» Directive
Take the material and output all of it exactly.

* START Records for the exercise *

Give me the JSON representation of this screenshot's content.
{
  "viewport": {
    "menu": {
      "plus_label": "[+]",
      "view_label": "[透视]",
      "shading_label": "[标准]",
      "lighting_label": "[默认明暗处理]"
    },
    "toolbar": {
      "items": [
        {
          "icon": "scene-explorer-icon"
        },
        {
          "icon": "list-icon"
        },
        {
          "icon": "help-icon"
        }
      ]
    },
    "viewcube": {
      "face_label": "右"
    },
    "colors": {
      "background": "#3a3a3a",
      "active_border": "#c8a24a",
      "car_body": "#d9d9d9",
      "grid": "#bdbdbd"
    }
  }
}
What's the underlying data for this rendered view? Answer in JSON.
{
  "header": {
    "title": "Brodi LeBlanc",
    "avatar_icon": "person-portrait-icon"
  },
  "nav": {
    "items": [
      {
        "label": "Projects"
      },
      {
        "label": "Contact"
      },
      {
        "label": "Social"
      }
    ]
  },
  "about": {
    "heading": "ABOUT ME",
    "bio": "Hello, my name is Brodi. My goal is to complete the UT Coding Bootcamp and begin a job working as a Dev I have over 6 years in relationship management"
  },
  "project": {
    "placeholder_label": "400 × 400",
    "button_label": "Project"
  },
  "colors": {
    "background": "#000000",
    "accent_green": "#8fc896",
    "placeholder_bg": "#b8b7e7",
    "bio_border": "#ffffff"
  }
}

* END Records for the exercise *

» Finished answer
Give me the JSON representation of this screenshot's content.
{
  "viewport": {
    "menu": {
      "plus_label": "[+]",
      "view_label": "[透视]",
      "shading_label": "[标准]",
      "lighting_label": "[默认明暗处理]"
    },
    "toolbar": {
      "items": [
        {
          "icon": "scene-explorer-icon"
        },
        {
          "icon": "list-icon"
        },
        {
          "icon": "help-icon"
        }
      ]
    },
    "viewcube": {
      "face_label": "右"
    },
    "colors": {
      "background": "#3a3a3a",
      "active_border": "#c8a24a",
      "car_body": "#d9d9d9",
      "grid": "#bdbdbd"
    }
  }
}
What's the underlying data for this rendered view? Answer in JSON.
{
  "header": {
    "title": "Brodi LeBlanc",
    "avatar_icon": "person-portrait-icon"
  },
  "nav": {
    "items": [
      {
        "label": "Projects"
      },
      {
        "label": "Contact"
      },
      {
        "label": "Social"
      }
    ]
  },
  "about": {
    "heading": "ABOUT ME",
    "bio": "Hello, my name is Brodi. My goal is to complete the UT Coding Bootcamp and begin a job working as a Dev I have over 6 years in relationship management"
  },
  "project": {
    "placeholder_label": "400 × 400",
    "button_label": "Project"
  },
  "colors": {
    "background": "#000000",
    "accent_green": "#8fc896",
    "placeholder_bg": "#b8b7e7",
    "bio_border": "#ffffff"
  }
}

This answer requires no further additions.